> **Stated goal**
Every entry needs to be reproduced exactly.

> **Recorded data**
--- BEGIN ---
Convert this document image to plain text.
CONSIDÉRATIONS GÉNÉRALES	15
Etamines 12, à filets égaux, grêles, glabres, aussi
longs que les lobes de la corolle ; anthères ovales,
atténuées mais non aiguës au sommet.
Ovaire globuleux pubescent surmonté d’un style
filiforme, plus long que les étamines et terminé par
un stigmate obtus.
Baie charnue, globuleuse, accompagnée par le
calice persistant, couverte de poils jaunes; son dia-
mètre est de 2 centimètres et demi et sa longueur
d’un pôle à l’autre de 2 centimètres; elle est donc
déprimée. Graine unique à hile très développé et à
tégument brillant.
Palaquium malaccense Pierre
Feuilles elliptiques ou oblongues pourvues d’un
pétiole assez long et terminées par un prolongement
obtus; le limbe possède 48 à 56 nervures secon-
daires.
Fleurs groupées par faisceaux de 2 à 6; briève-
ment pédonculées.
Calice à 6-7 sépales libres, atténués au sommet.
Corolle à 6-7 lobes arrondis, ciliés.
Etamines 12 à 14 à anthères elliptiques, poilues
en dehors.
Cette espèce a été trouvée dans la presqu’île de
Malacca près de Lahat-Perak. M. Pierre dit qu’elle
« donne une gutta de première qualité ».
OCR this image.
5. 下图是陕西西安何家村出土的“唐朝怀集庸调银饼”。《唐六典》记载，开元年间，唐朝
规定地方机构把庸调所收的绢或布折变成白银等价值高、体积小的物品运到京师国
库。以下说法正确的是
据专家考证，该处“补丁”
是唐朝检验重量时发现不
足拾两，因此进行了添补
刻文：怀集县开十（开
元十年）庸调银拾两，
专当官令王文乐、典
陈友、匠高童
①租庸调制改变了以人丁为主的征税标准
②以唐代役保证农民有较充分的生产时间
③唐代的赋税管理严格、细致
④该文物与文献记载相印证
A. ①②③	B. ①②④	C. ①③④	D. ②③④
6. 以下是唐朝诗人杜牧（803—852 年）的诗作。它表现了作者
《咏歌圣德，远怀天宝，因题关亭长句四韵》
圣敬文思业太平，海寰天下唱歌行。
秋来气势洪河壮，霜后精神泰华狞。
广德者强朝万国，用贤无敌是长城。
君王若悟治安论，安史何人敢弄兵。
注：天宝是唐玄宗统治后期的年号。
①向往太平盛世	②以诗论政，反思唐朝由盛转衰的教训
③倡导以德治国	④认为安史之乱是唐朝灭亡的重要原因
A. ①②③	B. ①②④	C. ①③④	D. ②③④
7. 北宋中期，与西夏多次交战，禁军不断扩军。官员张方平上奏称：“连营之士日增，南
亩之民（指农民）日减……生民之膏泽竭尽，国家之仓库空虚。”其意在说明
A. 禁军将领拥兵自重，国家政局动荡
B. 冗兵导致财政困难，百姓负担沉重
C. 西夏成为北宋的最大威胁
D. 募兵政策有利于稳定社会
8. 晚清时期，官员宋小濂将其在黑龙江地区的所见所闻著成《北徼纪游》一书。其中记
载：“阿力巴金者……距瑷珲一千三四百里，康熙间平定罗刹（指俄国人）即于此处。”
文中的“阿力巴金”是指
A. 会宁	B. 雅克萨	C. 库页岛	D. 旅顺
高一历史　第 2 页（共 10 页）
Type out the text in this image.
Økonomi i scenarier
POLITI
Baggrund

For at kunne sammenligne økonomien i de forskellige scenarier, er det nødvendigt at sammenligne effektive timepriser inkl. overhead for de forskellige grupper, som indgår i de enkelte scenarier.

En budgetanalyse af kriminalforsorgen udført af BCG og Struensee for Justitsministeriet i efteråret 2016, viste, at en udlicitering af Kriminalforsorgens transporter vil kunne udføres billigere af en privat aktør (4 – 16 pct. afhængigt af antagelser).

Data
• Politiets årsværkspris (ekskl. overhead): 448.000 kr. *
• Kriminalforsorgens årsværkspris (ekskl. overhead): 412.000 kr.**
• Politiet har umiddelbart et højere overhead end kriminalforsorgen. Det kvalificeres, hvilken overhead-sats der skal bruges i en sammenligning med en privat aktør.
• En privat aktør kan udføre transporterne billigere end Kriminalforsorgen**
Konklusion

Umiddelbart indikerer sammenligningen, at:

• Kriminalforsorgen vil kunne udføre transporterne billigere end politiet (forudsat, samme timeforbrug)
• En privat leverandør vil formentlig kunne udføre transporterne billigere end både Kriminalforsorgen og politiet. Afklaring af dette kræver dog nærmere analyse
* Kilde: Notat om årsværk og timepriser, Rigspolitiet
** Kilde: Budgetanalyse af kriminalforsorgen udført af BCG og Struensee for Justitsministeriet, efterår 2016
--- END ---
> **Answer to this problem**
Convert this document image to plain text.
CONSIDÉRATIONS GÉNÉRALES	15
Etamines 12, à filets égaux, grêles, glabres, aussi
longs que les lobes de la corolle ; anthères ovales,
atténuées mais non aiguës au sommet.
Ovaire globuleux pubescent surmonté d’un style
filiforme, plus long que les étamines et terminé par
un stigmate obtus.
Baie charnue, globuleuse, accompagnée par le
calice persistant, couverte de poils jaunes; son dia-
mètre est de 2 centimètres et demi et sa longueur
d’un pôle à l’autre de 2 centimètres; elle est donc
déprimée. Graine unique à hile très développé et à
tégument brillant.
Palaquium malaccense Pierre
Feuilles elliptiques ou oblongues pourvues d’un
pétiole assez long et terminées par un prolongement
obtus; le limbe possède 48 à 56 nervures secon-
daires.
Fleurs groupées par faisceaux de 2 à 6; briève-
ment pédonculées.
Calice à 6-7 sépales libres, atténués au sommet.
Corolle à 6-7 lobes arrondis, ciliés.
Etamines 12 à 14 à anthères elliptiques, poilues
en dehors.
Cette espèce a été trouvée dans la presqu’île de
Malacca près de Lahat-Perak. M. Pierre dit qu’elle
« donne une gutta de première qualité ».
OCR this image.
5. 下图是陕西西安何家村出土的“唐朝怀集庸调银饼”。《唐六典》记载，开元年间，唐朝
规定地方机构把庸调所收的绢或布折变成白银等价值高、体积小的物品运到京师国
库。以下说法正确的是
据专家考证，该处“补丁”
是唐朝检验重量时发现不
足拾两，因此进行了添补
刻文：怀集县开十（开
元十年）庸调银拾两，
专当官令王文乐、典
陈友、匠高童
①租庸调制改变了以人丁为主的征税标准
②以唐代役保证农民有较充分的生产时间
③唐代的赋税管理严格、细致
④该文物与文献记载相印证
A. ①②③	B. ①②④	C. ①③④	D. ②③④
6. 以下是唐朝诗人杜牧（803—852 年）的诗作。它表现了作者
《咏歌圣德，远怀天宝，因题关亭长句四韵》
圣敬文思业太平，海寰天下唱歌行。
秋来气势洪河壮，霜后精神泰华狞。
广德者强朝万国，用贤无敌是长城。
君王若悟治安论，安史何人敢弄兵。
注：天宝是唐玄宗统治后期的年号。
①向往太平盛世	②以诗论政，反思唐朝由盛转衰的教训
③倡导以德治国	④认为安史之乱是唐朝灭亡的重要原因
A. ①②③	B. ①②④	C. ①③④	D. ②③④
7. 北宋中期，与西夏多次交战，禁军不断扩军。官员张方平上奏称：“连营之士日增，南
亩之民（指农民）日减……生民之膏泽竭尽，国家之仓库空虚。”其意在说明
A. 禁军将领拥兵自重，国家政局动荡
B. 冗兵导致财政困难，百姓负担沉重
C. 西夏成为北宋的最大威胁
D. 募兵政策有利于稳定社会
8. 晚清时期，官员宋小濂将其在黑龙江地区的所见所闻著成《北徼纪游》一书。其中记
载：“阿力巴金者……距瑷珲一千三四百里，康熙间平定罗刹（指俄国人）即于此处。”
文中的“阿力巴金”是指
A. 会宁	B. 雅克萨	C. 库页岛	D. 旅顺
高一历史　第 2 页（共 10 页）
Type out the text in this image.
Økonomi i scenarier
POLITI
Baggrund

For at kunne sammenligne økonomien i de forskellige scenarier, er det nødvendigt at sammenligne effektive timepriser inkl. overhead for de forskellige grupper, som indgår i de enkelte scenarier.

En budgetanalyse af kriminalforsorgen udført af BCG og Struensee for Justitsministeriet i efteråret 2016, viste, at en udlicitering af Kriminalforsorgens transporter vil kunne udføres billigere af en privat aktør (4 – 16 pct. afhængigt af antagelser).

Data
• Politiets årsværkspris (ekskl. overhead): 448.000 kr. *
• Kriminalforsorgens årsværkspris (ekskl. overhead): 412.000 kr.**
• Politiet har umiddelbart et højere overhead end kriminalforsorgen. Det kvalificeres, hvilken overhead-sats der skal bruges i en sammenligning med en privat aktør.
• En privat aktør kan udføre transporterne billigere end Kriminalforsorgen**
Konklusion

Umiddelbart indikerer sammenligningen, at:

• Kriminalforsorgen vil kunne udføre transporterne billigere end politiet (forudsat, samme timeforbrug)
• En privat leverandør vil formentlig kunne udføre transporterne billigere end både Kriminalforsorgen og politiet. Afklaring af dette kræver dog nærmere analyse
* Kilde: Notat om årsværk og timepriser, Rigspolitiet
** Kilde: Budgetanalyse af kriminalforsorgen udført af BCG og Struensee for Justitsministeriet, efterår 2016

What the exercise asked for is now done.